Request: Reproduce all entries word for word.

(Entries with figure data)
-- Start --

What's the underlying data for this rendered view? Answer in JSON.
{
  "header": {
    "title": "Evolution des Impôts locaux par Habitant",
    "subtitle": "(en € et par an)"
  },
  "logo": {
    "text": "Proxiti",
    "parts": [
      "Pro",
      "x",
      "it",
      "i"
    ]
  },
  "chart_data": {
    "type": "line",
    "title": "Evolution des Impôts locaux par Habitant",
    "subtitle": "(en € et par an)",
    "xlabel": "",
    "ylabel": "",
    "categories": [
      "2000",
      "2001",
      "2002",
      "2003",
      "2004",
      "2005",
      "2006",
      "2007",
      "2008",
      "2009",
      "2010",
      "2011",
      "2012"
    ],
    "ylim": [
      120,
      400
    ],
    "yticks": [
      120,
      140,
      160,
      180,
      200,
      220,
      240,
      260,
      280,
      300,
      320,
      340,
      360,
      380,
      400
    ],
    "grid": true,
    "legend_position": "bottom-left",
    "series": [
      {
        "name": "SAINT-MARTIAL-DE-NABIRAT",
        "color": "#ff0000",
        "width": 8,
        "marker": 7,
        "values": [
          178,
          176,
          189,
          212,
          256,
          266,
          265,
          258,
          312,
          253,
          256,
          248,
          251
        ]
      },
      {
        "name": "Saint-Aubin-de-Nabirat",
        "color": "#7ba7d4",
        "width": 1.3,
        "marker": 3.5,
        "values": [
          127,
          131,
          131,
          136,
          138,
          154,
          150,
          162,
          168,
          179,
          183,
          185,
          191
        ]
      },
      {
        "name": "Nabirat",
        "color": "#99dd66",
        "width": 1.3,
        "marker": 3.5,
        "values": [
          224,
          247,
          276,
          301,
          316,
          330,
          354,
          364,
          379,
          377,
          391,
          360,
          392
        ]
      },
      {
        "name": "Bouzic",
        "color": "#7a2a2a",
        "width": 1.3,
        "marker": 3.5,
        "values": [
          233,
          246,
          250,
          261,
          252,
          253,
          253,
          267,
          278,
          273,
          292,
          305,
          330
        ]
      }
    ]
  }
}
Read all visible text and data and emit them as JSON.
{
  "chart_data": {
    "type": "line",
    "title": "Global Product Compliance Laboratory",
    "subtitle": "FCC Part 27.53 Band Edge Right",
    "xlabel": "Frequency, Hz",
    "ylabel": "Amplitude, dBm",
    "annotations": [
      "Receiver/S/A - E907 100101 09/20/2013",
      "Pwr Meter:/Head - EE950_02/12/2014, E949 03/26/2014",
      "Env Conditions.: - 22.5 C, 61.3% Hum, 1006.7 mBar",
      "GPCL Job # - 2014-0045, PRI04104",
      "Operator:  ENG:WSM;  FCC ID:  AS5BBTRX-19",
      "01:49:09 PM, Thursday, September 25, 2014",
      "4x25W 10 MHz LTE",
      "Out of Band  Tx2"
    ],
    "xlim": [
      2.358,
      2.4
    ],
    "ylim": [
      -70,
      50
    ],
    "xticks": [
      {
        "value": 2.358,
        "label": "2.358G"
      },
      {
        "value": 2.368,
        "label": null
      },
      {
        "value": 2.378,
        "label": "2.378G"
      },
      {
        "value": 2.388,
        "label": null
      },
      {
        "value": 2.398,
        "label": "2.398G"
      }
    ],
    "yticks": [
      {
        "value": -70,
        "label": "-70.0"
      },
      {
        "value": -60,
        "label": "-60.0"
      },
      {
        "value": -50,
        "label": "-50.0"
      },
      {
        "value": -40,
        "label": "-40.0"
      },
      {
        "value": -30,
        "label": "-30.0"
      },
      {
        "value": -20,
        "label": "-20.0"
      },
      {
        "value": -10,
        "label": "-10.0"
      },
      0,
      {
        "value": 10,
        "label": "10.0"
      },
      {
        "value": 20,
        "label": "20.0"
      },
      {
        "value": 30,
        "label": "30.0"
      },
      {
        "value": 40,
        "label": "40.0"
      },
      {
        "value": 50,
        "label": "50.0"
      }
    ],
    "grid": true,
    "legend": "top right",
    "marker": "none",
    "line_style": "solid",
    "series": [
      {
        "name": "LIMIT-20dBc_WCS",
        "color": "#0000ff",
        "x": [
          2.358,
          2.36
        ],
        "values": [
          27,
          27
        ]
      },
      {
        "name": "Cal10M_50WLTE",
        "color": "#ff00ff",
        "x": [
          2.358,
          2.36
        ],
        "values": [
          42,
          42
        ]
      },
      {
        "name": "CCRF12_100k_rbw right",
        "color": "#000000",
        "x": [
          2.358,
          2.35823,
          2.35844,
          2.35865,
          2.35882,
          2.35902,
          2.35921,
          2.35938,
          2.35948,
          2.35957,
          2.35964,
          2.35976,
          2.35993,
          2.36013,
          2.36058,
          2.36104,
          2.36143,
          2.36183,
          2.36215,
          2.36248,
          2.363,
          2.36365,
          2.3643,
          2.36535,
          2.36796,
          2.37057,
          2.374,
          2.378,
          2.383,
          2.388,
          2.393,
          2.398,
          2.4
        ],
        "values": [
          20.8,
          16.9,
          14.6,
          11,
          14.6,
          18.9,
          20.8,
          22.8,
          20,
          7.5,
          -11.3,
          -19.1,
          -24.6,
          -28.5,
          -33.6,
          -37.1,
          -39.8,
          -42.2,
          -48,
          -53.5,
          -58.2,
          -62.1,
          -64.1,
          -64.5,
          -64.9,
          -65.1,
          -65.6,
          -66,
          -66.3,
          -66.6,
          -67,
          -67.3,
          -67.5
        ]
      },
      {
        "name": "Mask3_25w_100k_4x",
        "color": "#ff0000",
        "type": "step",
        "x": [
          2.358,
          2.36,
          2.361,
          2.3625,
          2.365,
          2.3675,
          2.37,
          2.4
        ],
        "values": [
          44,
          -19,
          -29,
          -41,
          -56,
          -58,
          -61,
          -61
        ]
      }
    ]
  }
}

-- End --

Full output:
What's the underlying data for this rendered view? Answer in JSON.
{
  "header": {
    "title": "Evolution des Impôts locaux par Habitant",
    "subtitle": "(en € et par an)"
  },
  "logo": {
    "text": "Proxiti",
    "parts": [
      "Pro",
      "x",
      "it",
      "i"
    ]
  },
  "chart_data": {
    "type": "line",
    "title": "Evolution des Impôts locaux par Habitant",
    "subtitle": "(en € et par an)",
    "xlabel": "",
    "ylabel": "",
    "categories": [
      "2000",
      "2001",
      "2002",
      "2003",
      "2004",
      "2005",
      "2006",
      "2007",
      "2008",
      "2009",
      "2010",
      "2011",
      "2012"
    ],
    "ylim": [
      120,
      400
    ],
    "yticks": [
      120,
      140,
      160,
      180,
      200,
      220,
      240,
      260,
      280,
      300,
      320,
      340,
      360,
      380,
      400
    ],
    "grid": true,
    "legend_position": "bottom-left",
    "series": [
      {
        "name": "SAINT-MARTIAL-DE-NABIRAT",
        "color": "#ff0000",
        "width": 8,
        "marker": 7,
        "values": [
          178,
          176,
          189,
          212,
          256,
          266,
          265,
          258,
          312,
          253,
          256,
          248,
          251
        ]
      },
      {
        "name": "Saint-Aubin-de-Nabirat",
        "color": "#7ba7d4",
        "width": 1.3,
        "marker": 3.5,
        "values": [
          127,
          131,
          131,
          136,
          138,
          154,
          150,
          162,
          168,
          179,
          183,
          185,
          191
        ]
      },
      {
        "name": "Nabirat",
        "color": "#99dd66",
        "width": 1.3,
        "marker": 3.5,
        "values": [
          224,
          247,
          276,
          301,
          316,
          330,
          354,
          364,
          379,
          377,
          391,
          360,
          392
        ]
      },
      {
        "name": "Bouzic",
        "color": "#7a2a2a",
        "width": 1.3,
        "marker": 3.5,
        "values": [
          233,
          246,
          250,
          261,
          252,
          253,
          253,
          267,
          278,
          273,
          292,
          305,
          330
        ]
      }
    ]
  }
}
Read all visible text and data and emit them as JSON.
{
  "chart_data": {
    "type": "line",
    "title": "Global Product Compliance Laboratory",
    "subtitle": "FCC Part 27.53 Band Edge Right",
    "xlabel": "Frequency, Hz",
    "ylabel": "Amplitude, dBm",
    "annotations": [
      "Receiver/S/A - E907 100101 09/20/2013",
      "Pwr Meter:/Head - EE950_02/12/2014, E949 03/26/2014",
      "Env Conditions.: - 22.5 C, 61.3% Hum, 1006.7 mBar",
      "GPCL Job # - 2014-0045, PRI04104",
      "Operator:  ENG:WSM;  FCC ID:  AS5BBTRX-19",
      "01:49:09 PM, Thursday, September 25, 2014",
      "4x25W 10 MHz LTE",
      "Out of Band  Tx2"
    ],
    "xlim": [
      2.358,
      2.4
    ],
    "ylim": [
      -70,
      50
    ],
    "xticks": [
      {
        "value": 2.358,
        "label": "2.358G"
      },
      {
        "value": 2.368,
        "label": null
      },
      {
        "value": 2.378,
        "label": "2.378G"
      },
      {
        "value": 2.388,
        "label": null
      },
      {
        "value": 2.398,
        "label": "2.398G"
      }
    ],
    "yticks": [
      {
        "value": -70,
        "label": "-70.0"
      },
      {
        "value": -60,
        "label": "-60.0"
      },
      {
        "value": -50,
        "label": "-50.0"
      },
      {
        "value": -40,
        "label": "-40.0"
      },
      {
        "value": -30,
        "label": "-30.0"
      },
      {
        "value": -20,
        "label": "-20.0"
      },
      {
        "value": -10,
        "label": "-10.0"
      },
      0,
      {
        "value": 10,
        "label": "10.0"
      },
      {
        "value": 20,
        "label": "20.0"
      },
      {
        "value": 30,
        "label": "30.0"
      },
      {
        "value": 40,
        "label": "40.0"
      },
      {
        "value": 50,
        "label": "50.0"
      }
    ],
    "grid": true,
    "legend": "top right",
    "marker": "none",
    "line_style": "solid",
    "series": [
      {
        "name": "LIMIT-20dBc_WCS",
        "color": "#0000ff",
        "x": [
          2.358,
          2.36
        ],
        "values": [
          27,
          27
        ]
      },
      {
        "name": "Cal10M_50WLTE",
        "color": "#ff00ff",
        "x": [
          2.358,
          2.36
        ],
        "values": [
          42,
          42
        ]
      },
      {
        "name": "CCRF12_100k_rbw right",
        "color": "#000000",
        "x": [
          2.358,
          2.35823,
          2.35844,
          2.35865,
          2.35882,
          2.35902,
          2.35921,
          2.35938,
          2.35948,
          2.35957,
          2.35964,
          2.35976,
          2.35993,
          2.36013,
          2.36058,
          2.36104,
          2.36143,
          2.36183,
          2.36215,
          2.36248,
          2.363,
          2.36365,
          2.3643,
          2.36535,
          2.36796,
          2.37057,
          2.374,
          2.378,
          2.383,
          2.388,
          2.393,
          2.398,
          2.4
        ],
        "values": [
          20.8,
          16.9,
          14.6,
          11,
          14.6,
          18.9,
          20.8,
          22.8,
          20,
          7.5,
          -11.3,
          -19.1,
          -24.6,
          -28.5,
          -33.6,
          -37.1,
          -39.8,
          -42.2,
          -48,
          -53.5,
          -58.2,
          -62.1,
          -64.1,
          -64.5,
          -64.9,
          -65.1,
          -65.6,
          -66,
          -66.3,
          -66.6,
          -67,
          -67.3,
          -67.5
        ]
      },
      {
        "name": "Mask3_25w_100k_4x",
        "color": "#ff0000",
        "type": "step",
        "x": [
          2.358,
          2.36,
          2.361,
          2.3625,
          2.365,
          2.3675,
          2.37,
          2.4
        ],
        "values": [
          44,
          -19,
          -29,
          -41,
          -56,
          -58,
          -61,
          -61
        ]
      }
    ]
  }
}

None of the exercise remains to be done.